- [Provided records]
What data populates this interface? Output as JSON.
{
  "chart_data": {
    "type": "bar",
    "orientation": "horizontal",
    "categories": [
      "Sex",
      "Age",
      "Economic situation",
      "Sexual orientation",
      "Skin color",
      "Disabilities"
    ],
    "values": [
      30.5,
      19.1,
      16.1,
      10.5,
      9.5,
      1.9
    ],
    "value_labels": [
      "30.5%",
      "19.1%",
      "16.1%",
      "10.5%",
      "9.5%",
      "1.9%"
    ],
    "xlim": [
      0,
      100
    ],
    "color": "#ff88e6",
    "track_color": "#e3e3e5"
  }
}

- [Task description]
From the listing above, collect every line that mentions the word "orientation".

- [Result]
    "orientation": "horizontal",
      "Sexual orientation",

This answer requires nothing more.